* _WORK TO DO_: Copy out all of the data below with no alterations.

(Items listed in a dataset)
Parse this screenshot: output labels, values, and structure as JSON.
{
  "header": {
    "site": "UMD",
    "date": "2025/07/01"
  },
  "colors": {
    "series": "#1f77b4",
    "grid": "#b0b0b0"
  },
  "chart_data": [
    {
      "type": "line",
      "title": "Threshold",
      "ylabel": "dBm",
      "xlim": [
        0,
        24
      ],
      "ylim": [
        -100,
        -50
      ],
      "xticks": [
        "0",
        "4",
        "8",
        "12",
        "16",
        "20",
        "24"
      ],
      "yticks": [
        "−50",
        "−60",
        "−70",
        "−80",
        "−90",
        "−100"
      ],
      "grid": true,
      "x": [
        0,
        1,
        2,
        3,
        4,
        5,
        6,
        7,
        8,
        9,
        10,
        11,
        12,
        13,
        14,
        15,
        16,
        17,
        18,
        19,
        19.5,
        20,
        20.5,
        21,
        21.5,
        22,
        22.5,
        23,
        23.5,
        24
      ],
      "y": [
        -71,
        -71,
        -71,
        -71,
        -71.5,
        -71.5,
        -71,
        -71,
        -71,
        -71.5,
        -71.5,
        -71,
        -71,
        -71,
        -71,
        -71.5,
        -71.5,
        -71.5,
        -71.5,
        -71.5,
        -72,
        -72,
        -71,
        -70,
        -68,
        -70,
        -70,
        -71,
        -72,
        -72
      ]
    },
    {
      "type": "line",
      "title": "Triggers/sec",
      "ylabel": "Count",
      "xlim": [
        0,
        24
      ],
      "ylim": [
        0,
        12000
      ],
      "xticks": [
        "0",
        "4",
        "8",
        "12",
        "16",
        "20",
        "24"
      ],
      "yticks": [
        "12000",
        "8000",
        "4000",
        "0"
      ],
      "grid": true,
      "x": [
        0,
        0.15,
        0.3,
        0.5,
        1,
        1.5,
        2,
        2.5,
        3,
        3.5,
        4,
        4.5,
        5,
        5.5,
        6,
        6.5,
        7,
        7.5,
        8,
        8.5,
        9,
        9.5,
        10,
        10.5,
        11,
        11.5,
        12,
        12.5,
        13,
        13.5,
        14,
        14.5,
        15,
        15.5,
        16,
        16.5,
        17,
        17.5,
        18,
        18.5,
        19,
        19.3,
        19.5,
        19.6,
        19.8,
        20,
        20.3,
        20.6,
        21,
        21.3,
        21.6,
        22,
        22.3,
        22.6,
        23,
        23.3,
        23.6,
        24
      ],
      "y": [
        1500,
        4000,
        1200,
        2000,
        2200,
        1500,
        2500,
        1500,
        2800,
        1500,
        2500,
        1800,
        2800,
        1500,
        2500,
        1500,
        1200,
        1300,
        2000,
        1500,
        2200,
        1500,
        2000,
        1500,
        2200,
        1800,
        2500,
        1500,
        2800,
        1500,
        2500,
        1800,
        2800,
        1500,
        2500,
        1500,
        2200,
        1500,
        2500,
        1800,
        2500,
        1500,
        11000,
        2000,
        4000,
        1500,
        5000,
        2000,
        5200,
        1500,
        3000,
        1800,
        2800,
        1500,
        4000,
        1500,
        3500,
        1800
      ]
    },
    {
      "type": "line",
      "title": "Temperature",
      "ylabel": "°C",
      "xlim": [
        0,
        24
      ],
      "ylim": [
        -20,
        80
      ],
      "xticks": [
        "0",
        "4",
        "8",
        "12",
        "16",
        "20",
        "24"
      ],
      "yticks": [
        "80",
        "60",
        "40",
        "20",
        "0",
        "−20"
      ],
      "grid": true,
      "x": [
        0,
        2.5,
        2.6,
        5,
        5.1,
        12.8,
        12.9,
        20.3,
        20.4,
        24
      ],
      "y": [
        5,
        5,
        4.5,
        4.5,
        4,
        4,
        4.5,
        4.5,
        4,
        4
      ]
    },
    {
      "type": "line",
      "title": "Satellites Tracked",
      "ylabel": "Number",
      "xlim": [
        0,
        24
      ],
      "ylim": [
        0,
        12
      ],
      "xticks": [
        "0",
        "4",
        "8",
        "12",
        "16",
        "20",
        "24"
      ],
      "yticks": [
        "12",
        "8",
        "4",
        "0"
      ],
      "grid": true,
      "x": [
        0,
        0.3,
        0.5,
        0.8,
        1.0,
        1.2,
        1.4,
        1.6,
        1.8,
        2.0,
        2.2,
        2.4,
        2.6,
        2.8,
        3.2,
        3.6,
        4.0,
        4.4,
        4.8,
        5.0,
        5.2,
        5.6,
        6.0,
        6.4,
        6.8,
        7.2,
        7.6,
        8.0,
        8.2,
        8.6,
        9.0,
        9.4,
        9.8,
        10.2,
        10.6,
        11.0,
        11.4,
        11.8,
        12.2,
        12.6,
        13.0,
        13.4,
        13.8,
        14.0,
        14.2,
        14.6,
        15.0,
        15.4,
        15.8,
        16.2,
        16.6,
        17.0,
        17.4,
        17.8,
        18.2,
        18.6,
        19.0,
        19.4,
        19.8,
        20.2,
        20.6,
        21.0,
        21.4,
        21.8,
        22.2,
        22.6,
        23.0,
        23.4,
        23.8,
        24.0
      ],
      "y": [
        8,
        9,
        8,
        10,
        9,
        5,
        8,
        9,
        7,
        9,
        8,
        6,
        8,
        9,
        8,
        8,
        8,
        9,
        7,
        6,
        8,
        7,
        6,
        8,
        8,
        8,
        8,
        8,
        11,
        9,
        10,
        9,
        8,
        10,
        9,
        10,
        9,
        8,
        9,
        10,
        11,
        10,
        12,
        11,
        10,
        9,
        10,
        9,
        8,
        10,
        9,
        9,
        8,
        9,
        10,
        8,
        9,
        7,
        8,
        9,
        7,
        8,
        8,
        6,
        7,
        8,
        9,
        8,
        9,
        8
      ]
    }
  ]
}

* _TASK ANSWER_:
Parse this screenshot: output labels, values, and structure as JSON.
{
  "header": {
    "site": "UMD",
    "date": "2025/07/01"
  },
  "colors": {
    "series": "#1f77b4",
    "grid": "#b0b0b0"
  },
  "chart_data": [
    {
      "type": "line",
      "title": "Threshold",
      "ylabel": "dBm",
      "xlim": [
        0,
        24
      ],
      "ylim": [
        -100,
        -50
      ],
      "xticks": [
        "0",
        "4",
        "8",
        "12",
        "16",
        "20",
        "24"
      ],
      "yticks": [
        "−50",
        "−60",
        "−70",
        "−80",
        "−90",
        "−100"
      ],
      "grid": true,
      "x": [
        0,
        1,
        2,
        3,
        4,
        5,
        6,
        7,
        8,
        9,
        10,
        11,
        12,
        13,
        14,
        15,
        16,
        17,
        18,
        19,
        19.5,
        20,
        20.5,
        21,
        21.5,
        22,
        22.5,
        23,
        23.5,
        24
      ],
      "y": [
        -71,
        -71,
        -71,
        -71,
        -71.5,
        -71.5,
        -71,
        -71,
        -71,
        -71.5,
        -71.5,
        -71,
        -71,
        -71,
        -71,
        -71.5,
        -71.5,
        -71.5,
        -71.5,
        -71.5,
        -72,
        -72,
        -71,
        -70,
        -68,
        -70,
        -70,
        -71,
        -72,
        -72
      ]
    },
    {
      "type": "line",
      "title": "Triggers/sec",
      "ylabel": "Count",
      "xlim": [
        0,
        24
      ],
      "ylim": [
        0,
        12000
      ],
      "xticks": [
        "0",
        "4",
        "8",
        "12",
        "16",
        "20",
        "24"
      ],
      "yticks": [
        "12000",
        "8000",
        "4000",
        "0"
      ],
      "grid": true,
      "x": [
        0,
        0.15,
        0.3,
        0.5,
        1,
        1.5,
        2,
        2.5,
        3,
        3.5,
        4,
        4.5,
        5,
        5.5,
        6,
        6.5,
        7,
        7.5,
        8,
        8.5,
        9,
        9.5,
        10,
        10.5,
        11,
        11.5,
        12,
        12.5,
        13,
        13.5,
        14,
        14.5,
        15,
        15.5,
        16,
        16.5,
        17,
        17.5,
        18,
        18.5,
        19,
        19.3,
        19.5,
        19.6,
        19.8,
        20,
        20.3,
        20.6,
        21,
        21.3,
        21.6,
        22,
        22.3,
        22.6,
        23,
        23.3,
        23.6,
        24
      ],
      "y": [
        1500,
        4000,
        1200,
        2000,
        2200,
        1500,
        2500,
        1500,
        2800,
        1500,
        2500,
        1800,
        2800,
        1500,
        2500,
        1500,
        1200,
        1300,
        2000,
        1500,
        2200,
        1500,
        2000,
        1500,
        2200,
        1800,
        2500,
        1500,
        2800,
        1500,
        2500,
        1800,
        2800,
        1500,
        2500,
        1500,
        2200,
        1500,
        2500,
        1800,
        2500,
        1500,
        11000,
        2000,
        4000,
        1500,
        5000,
        2000,
        5200,
        1500,
        3000,
        1800,
        2800,
        1500,
        4000,
        1500,
        3500,
        1800
      ]
    },
    {
      "type": "line",
      "title": "Temperature",
      "ylabel": "°C",
      "xlim": [
        0,
        24
      ],
      "ylim": [
        -20,
        80
      ],
      "xticks": [
        "0",
        "4",
        "8",
        "12",
        "16",
        "20",
        "24"
      ],
      "yticks": [
        "80",
        "60",
        "40",
        "20",
        "0",
        "−20"
      ],
      "grid": true,
      "x": [
        0,
        2.5,
        2.6,
        5,
        5.1,
        12.8,
        12.9,
        20.3,
        20.4,
        24
      ],
      "y": [
        5,
        5,
        4.5,
        4.5,
        4,
        4,
        4.5,
        4.5,
        4,
        4
      ]
    },
    {
      "type": "line",
      "title": "Satellites Tracked",
      "ylabel": "Number",
      "xlim": [
        0,
        24
      ],
      "ylim": [
        0,
        12
      ],
      "xticks": [
        "0",
        "4",
        "8",
        "12",
        "16",
        "20",
        "24"
      ],
      "yticks": [
        "12",
        "8",
        "4",
        "0"
      ],
      "grid": true,
      "x": [
        0,
        0.3,
        0.5,
        0.8,
        1.0,
        1.2,
        1.4,
        1.6,
        1.8,
        2.0,
        2.2,
        2.4,
        2.6,
        2.8,
        3.2,
        3.6,
        4.0,
        4.4,
        4.8,
        5.0,
        5.2,
        5.6,
        6.0,
        6.4,
        6.8,
        7.2,
        7.6,
        8.0,
        8.2,
        8.6,
        9.0,
        9.4,
        9.8,
        10.2,
        10.6,
        11.0,
        11.4,
        11.8,
        12.2,
        12.6,
        13.0,
        13.4,
        13.8,
        14.0,
        14.2,
        14.6,
        15.0,
        15.4,
        15.8,
        16.2,
        16.6,
        17.0,
        17.4,
        17.8,
        18.2,
        18.6,
        19.0,
        19.4,
        19.8,
        20.2,
        20.6,
        21.0,
        21.4,
        21.8,
        22.2,
        22.6,
        23.0,
        23.4,
        23.8,
        24.0
      ],
      "y": [
        8,
        9,
        8,
        10,
        9,
        5,
        8,
        9,
        7,
        9,
        8,
        6,
        8,
        9,
        8,
        8,
        8,
        9,
        7,
        6,
        8,
        7,
        6,
        8,
        8,
        8,
        8,
        8,
        11,
        9,
        10,
        9,
        8,
        10,
        9,
        10,
        9,
        8,
        9,
        10,
        11,
        10,
        12,
        11,
        10,
        9,
        10,
        9,
        8,
        10,
        9,
        9,
        8,
        9,
        10,
        8,
        9,
        7,
        8,
        9,
        7,
        8,
        8,
        6,
        7,
        8,
        9,
        8,
        9,
        8
      ]
    }
  ]
}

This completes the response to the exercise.